### Set exercise
Please transcribe the listing below in full and word for word, without its pictures.

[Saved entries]
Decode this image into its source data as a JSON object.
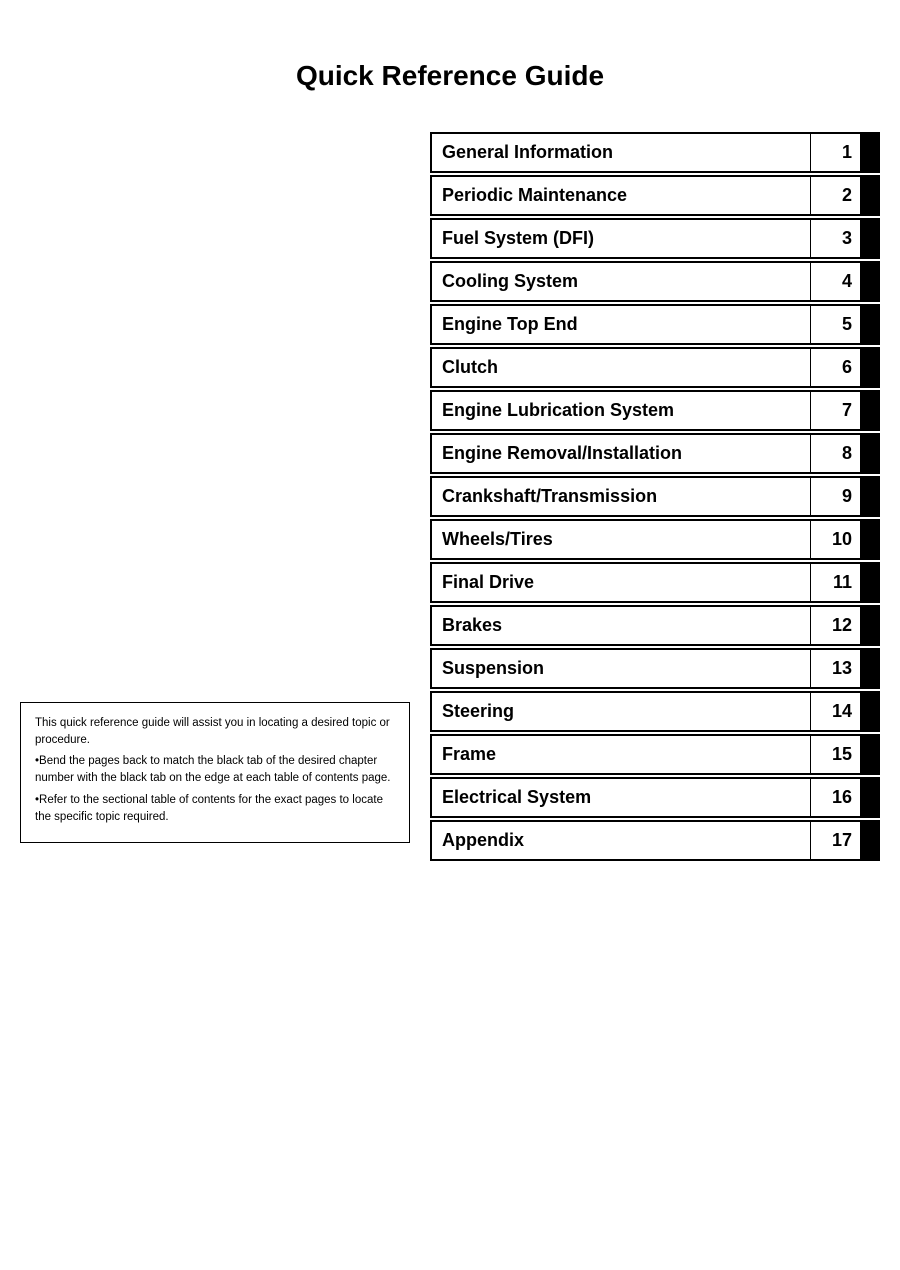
{
  "page": {
    "title": "Quick Reference Guide"
  },
  "toc": {
    "items": [
      {
        "label": "General Information",
        "number": "1"
      },
      {
        "label": "Periodic Maintenance",
        "number": "2"
      },
      {
        "label": "Fuel System (DFI)",
        "number": "3"
      },
      {
        "label": "Cooling System",
        "number": "4"
      },
      {
        "label": "Engine Top End",
        "number": "5"
      },
      {
        "label": "Clutch",
        "number": "6"
      },
      {
        "label": "Engine Lubrication System",
        "number": "7"
      },
      {
        "label": "Engine Removal/Installation",
        "number": "8"
      },
      {
        "label": "Crankshaft/Transmission",
        "number": "9"
      },
      {
        "label": "Wheels/Tires",
        "number": "10"
      },
      {
        "label": "Final Drive",
        "number": "11"
      },
      {
        "label": "Brakes",
        "number": "12"
      },
      {
        "label": "Suspension",
        "number": "13"
      },
      {
        "label": "Steering",
        "number": "14"
      },
      {
        "label": "Frame",
        "number": "15"
      },
      {
        "label": "Electrical System",
        "number": "16"
      },
      {
        "label": "Appendix",
        "number": "17"
      }
    ]
  },
  "info_box": {
    "intro": "This quick reference guide will assist you in locating a desired topic or procedure.",
    "bullet1": "Bend the pages back to match the black tab of the desired chapter number with the black tab on the edge at each table of contents page.",
    "bullet2": "Refer to the sectional table of contents for the exact pages to locate the specific topic required."
  }
}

### Exercise output
Decode this image into its source data as a JSON object.
{
  "page": {
    "title": "Quick Reference Guide"
  },
  "toc": {
    "items": [
      {
        "label": "General Information",
        "number": "1"
      },
      {
        "label": "Periodic Maintenance",
        "number": "2"
      },
      {
        "label": "Fuel System (DFI)",
        "number": "3"
      },
      {
        "label": "Cooling System",
        "number": "4"
      },
      {
        "label": "Engine Top End",
        "number": "5"
      },
      {
        "label": "Clutch",
        "number": "6"
      },
      {
        "label": "Engine Lubrication System",
        "number": "7"
      },
      {
        "label": "Engine Removal/Installation",
        "number": "8"
      },
      {
        "label": "Crankshaft/Transmission",
        "number": "9"
      },
      {
        "label": "Wheels/Tires",
        "number": "10"
      },
      {
        "label": "Final Drive",
        "number": "11"
      },
      {
        "label": "Brakes",
        "number": "12"
      },
      {
        "label": "Suspension",
        "number": "13"
      },
      {
        "label": "Steering",
        "number": "14"
      },
      {
        "label": "Frame",
        "number": "15"
      },
      {
        "label": "Electrical System",
        "number": "16"
      },
      {
        "label": "Appendix",
        "number": "17"
      }
    ]
  },
  "info_box": {
    "intro": "This quick reference guide will assist you in locating a desired topic or procedure.",
    "bullet1": "Bend the pages back to match the black tab of the desired chapter number with the black tab on the edge at each table of contents page.",
    "bullet2": "Refer to the sectional table of contents for the exact pages to locate the specific topic required."
  }
}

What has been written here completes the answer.